# Testo estratto:
%%

Recensione di Ornella Mallo
Palermo 23/01/2025
Giovanni Papini, unico autore italiano inserito da Borges
nell’”Antologia della letteratura fantastica” (1940), scriveva ne “I
racconti”: “Io sono, per dir tutto in due parole, un poeta e un
distruttore, un fantastico e uno scettico, un lirico e un cinico. […] Io
ho voluto far scaturire il fantastico dall’anima stessa degli uomini,
ho immaginato di farli pensare e sentire in modo eccezionale
dinanzi a fatti ordinari […], li ho posti davanti ai fatti della loro vita
ordinaria, quotidiana, comune, ed ho fatto scoprire a loro stessi,
tutto quello che c’è in essa di misterioso, di grottesco, di terribile.
Vedere il mondo comune in modo non comune: ecco il vero sogno
della fantasia. Pensare a quello a cui nessuno pensa, stupirsi di ciò a
cui nessuno bada – cercare ciò che a tutti sembra naturale – godere
di ciò che a tutti sembra insignificante”.

%%

# Compito assegnato 1:
Per favore, converti in una lista JSON di stringhe le voci, dalla prima fino alla riga che contiene "menu-item-label: 明日數學: [1404, 690, 1544, 730]", compresa. Metti una stringa per ogni riga e tralascia le righe vuote.
Le voci non hanno alcun legame con il testo su Papini.

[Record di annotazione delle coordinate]
%%

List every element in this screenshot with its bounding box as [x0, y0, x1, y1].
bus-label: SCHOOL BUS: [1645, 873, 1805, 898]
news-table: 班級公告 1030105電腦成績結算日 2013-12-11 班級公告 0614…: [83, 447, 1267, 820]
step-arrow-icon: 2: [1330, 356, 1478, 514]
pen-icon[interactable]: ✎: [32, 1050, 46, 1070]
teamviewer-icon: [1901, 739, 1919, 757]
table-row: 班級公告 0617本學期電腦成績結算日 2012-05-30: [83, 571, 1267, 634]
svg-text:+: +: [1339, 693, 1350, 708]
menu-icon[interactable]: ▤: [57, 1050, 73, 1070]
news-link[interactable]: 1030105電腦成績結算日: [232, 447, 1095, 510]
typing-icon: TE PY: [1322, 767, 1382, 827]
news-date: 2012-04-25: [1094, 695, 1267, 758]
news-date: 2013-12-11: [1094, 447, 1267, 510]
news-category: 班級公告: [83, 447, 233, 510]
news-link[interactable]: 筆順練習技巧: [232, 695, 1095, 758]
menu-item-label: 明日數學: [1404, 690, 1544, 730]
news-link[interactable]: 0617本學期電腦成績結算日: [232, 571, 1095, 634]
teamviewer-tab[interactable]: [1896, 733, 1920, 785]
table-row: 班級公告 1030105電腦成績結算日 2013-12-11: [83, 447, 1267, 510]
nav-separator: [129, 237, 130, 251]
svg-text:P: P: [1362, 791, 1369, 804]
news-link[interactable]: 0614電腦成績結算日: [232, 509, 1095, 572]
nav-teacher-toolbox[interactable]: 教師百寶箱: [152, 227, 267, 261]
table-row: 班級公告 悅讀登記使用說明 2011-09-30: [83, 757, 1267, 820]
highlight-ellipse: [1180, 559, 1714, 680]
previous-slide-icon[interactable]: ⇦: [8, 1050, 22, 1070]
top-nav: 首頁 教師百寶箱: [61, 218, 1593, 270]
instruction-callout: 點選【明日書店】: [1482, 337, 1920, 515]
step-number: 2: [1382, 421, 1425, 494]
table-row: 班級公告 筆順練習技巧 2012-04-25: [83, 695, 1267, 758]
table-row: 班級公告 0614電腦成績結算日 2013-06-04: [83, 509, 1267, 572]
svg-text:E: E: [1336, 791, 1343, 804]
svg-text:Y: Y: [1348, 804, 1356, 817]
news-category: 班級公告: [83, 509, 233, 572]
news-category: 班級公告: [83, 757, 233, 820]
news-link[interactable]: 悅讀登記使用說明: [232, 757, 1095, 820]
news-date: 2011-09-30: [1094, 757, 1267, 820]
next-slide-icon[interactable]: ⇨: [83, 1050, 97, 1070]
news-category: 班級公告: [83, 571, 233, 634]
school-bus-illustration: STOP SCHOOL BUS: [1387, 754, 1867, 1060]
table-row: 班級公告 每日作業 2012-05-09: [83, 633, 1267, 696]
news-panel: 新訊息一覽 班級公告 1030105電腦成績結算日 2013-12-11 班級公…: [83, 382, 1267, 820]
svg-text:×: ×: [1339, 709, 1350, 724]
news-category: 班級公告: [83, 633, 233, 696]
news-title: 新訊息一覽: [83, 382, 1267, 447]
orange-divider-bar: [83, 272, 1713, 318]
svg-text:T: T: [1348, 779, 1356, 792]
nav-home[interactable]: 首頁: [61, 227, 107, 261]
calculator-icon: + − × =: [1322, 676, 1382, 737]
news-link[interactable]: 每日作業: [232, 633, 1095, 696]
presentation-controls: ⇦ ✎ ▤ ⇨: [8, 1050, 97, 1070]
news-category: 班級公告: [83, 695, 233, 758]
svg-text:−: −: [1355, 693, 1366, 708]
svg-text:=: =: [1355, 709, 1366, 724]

%%

# Compito assegnato 2:
Trascrivi dal testo su Papini il passo che comincia con "Recensione di Ornella" e prosegue fino a "grottesco, di terribile.".

# Soluzione esercizio 1:
[
  "List every element in this screenshot with its bounding box as [x0, y0, x1, y1].",
  "bus-label: SCHOOL BUS: [1645, 873, 1805, 898]",
  "news-table: 班級公告 1030105電腦成績結算日 2013-12-11 班級公告 0614…: [83, 447, 1267, 820]",
  "step-arrow-icon: 2: [1330, 356, 1478, 514]",
  "pen-icon[interactable]: ✎: [32, 1050, 46, 1070]",
  "teamviewer-icon: [1901, 739, 1919, 757]",
  "table-row: 班級公告 0617本學期電腦成績結算日 2012-05-30: [83, 571, 1267, 634]",
  "svg-text:+: +: [1339, 693, 1350, 708]",
  "menu-icon[interactable]: ▤: [57, 1050, 73, 1070]",
  "news-link[interactable]: 1030105電腦成績結算日: [232, 447, 1095, 510]",
  "typing-icon: TE PY: [1322, 767, 1382, 827]",
  "news-date: 2012-04-25: [1094, 695, 1267, 758]",
  "news-date: 2013-12-11: [1094, 447, 1267, 510]",
  "news-category: 班級公告: [83, 447, 233, 510]",
  "news-link[interactable]: 筆順練習技巧: [232, 695, 1095, 758]",
  "menu-item-label: 明日數學: [1404, 690, 1544, 730]"
]

# Soluzione esercizio 2:
Recensione di Ornella Mallo
Palermo 23/01/2025
Giovanni Papini, unico autore italiano inserito da Borges
nell’”Antologia della letteratura fantastica” (1940), scriveva ne “I
racconti”: “Io sono, per dir tutto in due parole, un poeta e un
distruttore, un fantastico e uno scettico, un lirico e un cinico. […] Io
ho voluto far scaturire il fantastico dall’anima stessa degli uomini,
ho immaginato di farli pensare e sentire in modo eccezionale
dinanzi a fatti ordinari […], li ho posti davanti ai fatti della loro vita
ordinaria, quotidiana, comune, ed ho fatto scoprire a loro stessi,
tutto quello che c’è in essa di misterioso, di grottesco, di terribile.